[Begin Source data]

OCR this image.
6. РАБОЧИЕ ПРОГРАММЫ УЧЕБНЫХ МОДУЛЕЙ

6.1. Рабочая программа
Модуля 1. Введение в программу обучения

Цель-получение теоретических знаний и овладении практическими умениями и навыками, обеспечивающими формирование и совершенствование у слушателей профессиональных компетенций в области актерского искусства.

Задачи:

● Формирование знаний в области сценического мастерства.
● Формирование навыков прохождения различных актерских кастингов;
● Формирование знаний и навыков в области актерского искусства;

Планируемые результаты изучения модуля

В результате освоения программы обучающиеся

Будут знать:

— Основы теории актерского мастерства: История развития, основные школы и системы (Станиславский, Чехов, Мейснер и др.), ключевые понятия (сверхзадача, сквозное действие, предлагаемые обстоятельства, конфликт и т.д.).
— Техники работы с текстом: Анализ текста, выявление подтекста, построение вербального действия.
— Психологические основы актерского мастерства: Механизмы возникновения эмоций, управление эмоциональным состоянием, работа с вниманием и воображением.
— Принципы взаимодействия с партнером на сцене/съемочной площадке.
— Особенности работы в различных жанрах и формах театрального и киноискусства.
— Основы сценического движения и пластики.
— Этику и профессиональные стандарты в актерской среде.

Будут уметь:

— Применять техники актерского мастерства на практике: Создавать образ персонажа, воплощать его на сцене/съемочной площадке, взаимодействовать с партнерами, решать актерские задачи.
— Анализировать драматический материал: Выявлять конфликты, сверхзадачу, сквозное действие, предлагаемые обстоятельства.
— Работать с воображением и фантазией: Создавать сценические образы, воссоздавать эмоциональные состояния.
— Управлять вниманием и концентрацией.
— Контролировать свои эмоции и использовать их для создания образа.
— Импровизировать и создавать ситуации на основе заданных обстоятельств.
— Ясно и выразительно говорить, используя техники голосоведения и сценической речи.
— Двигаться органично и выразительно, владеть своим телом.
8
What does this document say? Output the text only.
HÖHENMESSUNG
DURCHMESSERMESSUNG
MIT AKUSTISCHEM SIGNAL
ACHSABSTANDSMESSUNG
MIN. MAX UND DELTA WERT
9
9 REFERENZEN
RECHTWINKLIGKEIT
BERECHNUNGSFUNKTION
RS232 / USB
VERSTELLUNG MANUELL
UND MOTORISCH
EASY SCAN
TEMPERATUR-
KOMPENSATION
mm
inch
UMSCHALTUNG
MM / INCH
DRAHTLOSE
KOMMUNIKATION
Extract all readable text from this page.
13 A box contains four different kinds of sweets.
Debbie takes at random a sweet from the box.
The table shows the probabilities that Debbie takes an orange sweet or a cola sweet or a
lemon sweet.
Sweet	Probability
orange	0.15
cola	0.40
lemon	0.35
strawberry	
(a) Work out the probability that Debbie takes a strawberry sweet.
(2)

[End Source data]

Set down all of the entries exactly, please.

● **Final result**:
OCR this image.
6. РАБОЧИЕ ПРОГРАММЫ УЧЕБНЫХ МОДУЛЕЙ

6.1. Рабочая программа
Модуля 1. Введение в программу обучения

Цель-получение теоретических знаний и овладении практическими умениями и навыками, обеспечивающими формирование и совершенствование у слушателей профессиональных компетенций в области актерского искусства.

Задачи:

● Формирование знаний в области сценического мастерства.
● Формирование навыков прохождения различных актерских кастингов;
● Формирование знаний и навыков в области актерского искусства;

Планируемые результаты изучения модуля

В результате освоения программы обучающиеся

Будут знать:

— Основы теории актерского мастерства: История развития, основные школы и системы (Станиславский, Чехов, Мейснер и др.), ключевые понятия (сверхзадача, сквозное действие, предлагаемые обстоятельства, конфликт и т.д.).
— Техники работы с текстом: Анализ текста, выявление подтекста, построение вербального действия.
— Психологические основы актерского мастерства: Механизмы возникновения эмоций, управление эмоциональным состоянием, работа с вниманием и воображением.
— Принципы взаимодействия с партнером на сцене/съемочной площадке.
— Особенности работы в различных жанрах и формах театрального и киноискусства.
— Основы сценического движения и пластики.
— Этику и профессиональные стандарты в актерской среде.

Будут уметь:

— Применять техники актерского мастерства на практике: Создавать образ персонажа, воплощать его на сцене/съемочной площадке, взаимодействовать с партнерами, решать актерские задачи.
— Анализировать драматический материал: Выявлять конфликты, сверхзадачу, сквозное действие, предлагаемые обстоятельства.
— Работать с воображением и фантазией: Создавать сценические образы, воссоздавать эмоциональные состояния.
— Управлять вниманием и концентрацией.
— Контролировать свои эмоции и использовать их для создания образа.
— Импровизировать и создавать ситуации на основе заданных обстоятельств.
— Ясно и выразительно говорить, используя техники голосоведения и сценической речи.
— Двигаться органично и выразительно, владеть своим телом.
8
What does this document say? Output the text only.
HÖHENMESSUNG
DURCHMESSERMESSUNG
MIT AKUSTISCHEM SIGNAL
ACHSABSTANDSMESSUNG
MIN. MAX UND DELTA WERT
9
9 REFERENZEN
RECHTWINKLIGKEIT
BERECHNUNGSFUNKTION
RS232 / USB
VERSTELLUNG MANUELL
UND MOTORISCH
EASY SCAN
TEMPERATUR-
KOMPENSATION
mm
inch
UMSCHALTUNG
MM / INCH
DRAHTLOSE
KOMMUNIKATION
Extract all readable text from this page.
13 A box contains four different kinds of sweets.
Debbie takes at random a sweet from the box.
The table shows the probabilities that Debbie takes an orange sweet or a cola sweet or a
lemon sweet.
Sweet	Probability
orange	0.15
cola	0.40
lemon	0.35
strawberry	
(a) Work out the probability that Debbie takes a strawberry sweet.
(2)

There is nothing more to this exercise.